Transcribe the records that follow. Keep every word exactly, and drop the pictures.
>> Begin Data lines
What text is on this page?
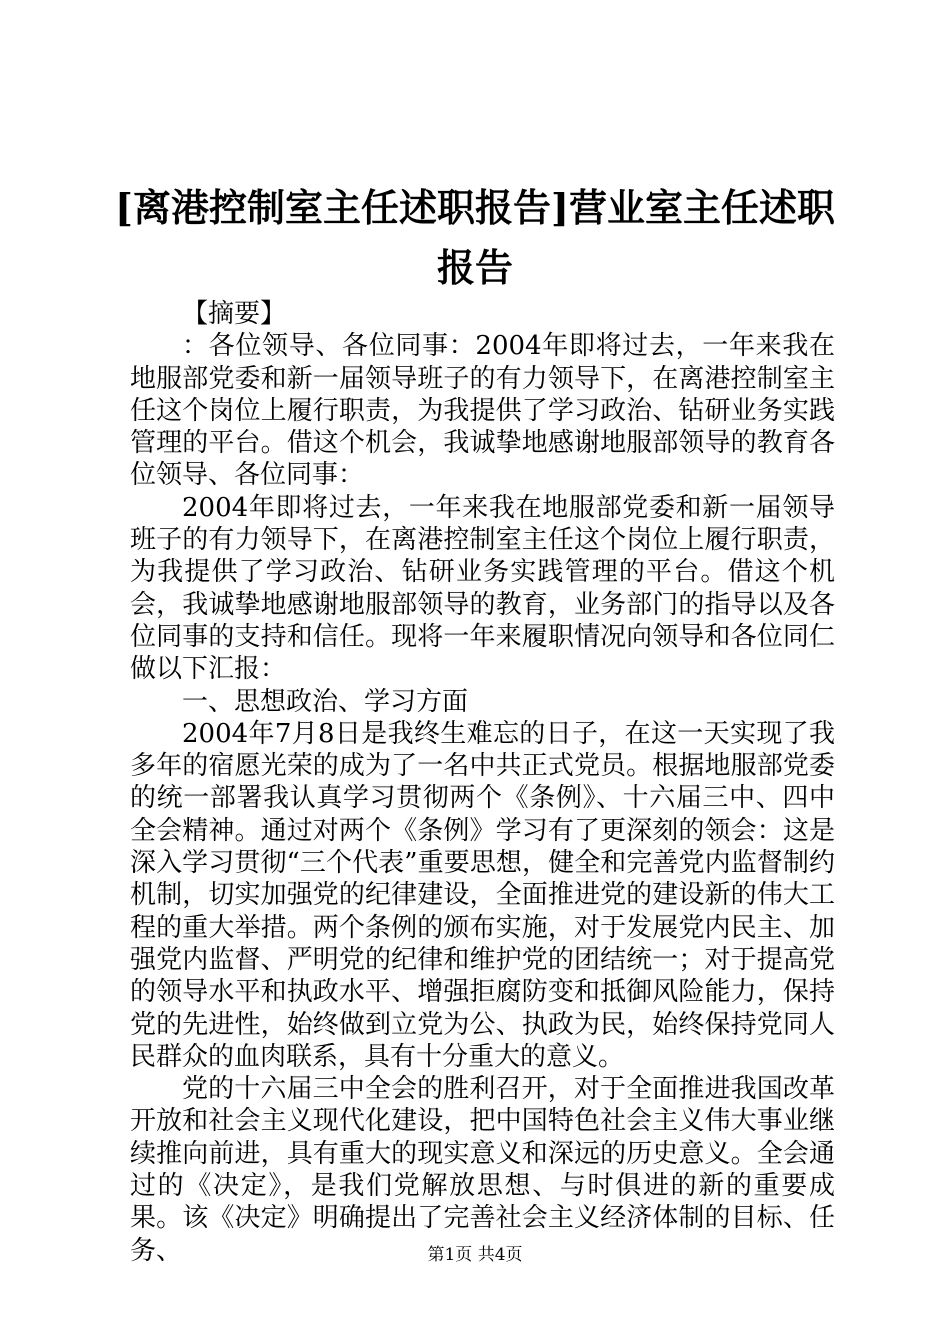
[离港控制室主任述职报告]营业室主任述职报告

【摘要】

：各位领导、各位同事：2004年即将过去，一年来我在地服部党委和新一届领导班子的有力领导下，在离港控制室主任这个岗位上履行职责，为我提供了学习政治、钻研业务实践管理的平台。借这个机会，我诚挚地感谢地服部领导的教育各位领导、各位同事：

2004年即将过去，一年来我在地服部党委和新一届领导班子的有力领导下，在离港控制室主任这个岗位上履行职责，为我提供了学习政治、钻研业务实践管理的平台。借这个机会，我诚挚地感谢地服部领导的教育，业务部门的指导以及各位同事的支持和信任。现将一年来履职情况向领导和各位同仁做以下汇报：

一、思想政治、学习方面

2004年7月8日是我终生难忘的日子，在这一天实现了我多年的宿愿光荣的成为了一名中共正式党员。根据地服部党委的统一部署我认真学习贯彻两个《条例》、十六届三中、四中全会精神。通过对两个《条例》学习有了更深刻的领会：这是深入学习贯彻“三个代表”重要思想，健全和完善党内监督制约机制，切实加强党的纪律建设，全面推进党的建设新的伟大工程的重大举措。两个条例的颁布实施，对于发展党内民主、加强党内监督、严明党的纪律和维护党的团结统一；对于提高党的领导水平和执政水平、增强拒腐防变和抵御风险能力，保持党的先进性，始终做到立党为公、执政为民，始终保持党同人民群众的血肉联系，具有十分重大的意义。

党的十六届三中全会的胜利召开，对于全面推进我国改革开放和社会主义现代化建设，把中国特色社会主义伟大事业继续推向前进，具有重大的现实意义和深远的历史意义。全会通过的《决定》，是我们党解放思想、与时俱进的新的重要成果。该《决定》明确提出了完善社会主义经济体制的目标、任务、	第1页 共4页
>> End Data lines
**Task output:**
What text is on this page?
[离港控制室主任述职报告]营业室主任述职报告

【摘要】

：各位领导、各位同事：2004年即将过去，一年来我在地服部党委和新一届领导班子的有力领导下，在离港控制室主任这个岗位上履行职责，为我提供了学习政治、钻研业务实践管理的平台。借这个机会，我诚挚地感谢地服部领导的教育各位领导、各位同事：

2004年即将过去，一年来我在地服部党委和新一届领导班子的有力领导下，在离港控制室主任这个岗位上履行职责，为我提供了学习政治、钻研业务实践管理的平台。借这个机会，我诚挚地感谢地服部领导的教育，业务部门的指导以及各位同事的支持和信任。现将一年来履职情况向领导和各位同仁做以下汇报：

一、思想政治、学习方面

2004年7月8日是我终生难忘的日子，在这一天实现了我多年的宿愿光荣的成为了一名中共正式党员。根据地服部党委的统一部署我认真学习贯彻两个《条例》、十六届三中、四中全会精神。通过对两个《条例》学习有了更深刻的领会：这是深入学习贯彻“三个代表”重要思想，健全和完善党内监督制约机制，切实加强党的纪律建设，全面推进党的建设新的伟大工程的重大举措。两个条例的颁布实施，对于发展党内民主、加强党内监督、严明党的纪律和维护党的团结统一；对于提高党的领导水平和执政水平、增强拒腐防变和抵御风险能力，保持党的先进性，始终做到立党为公、执政为民，始终保持党同人民群众的血肉联系，具有十分重大的意义。

党的十六届三中全会的胜利召开，对于全面推进我国改革开放和社会主义现代化建设，把中国特色社会主义伟大事业继续推向前进，具有重大的现实意义和深远的历史意义。全会通过的《决定》，是我们党解放思想、与时俱进的新的重要成果。该《决定》明确提出了完善社会主义经济体制的目标、任务、	第1页 共4页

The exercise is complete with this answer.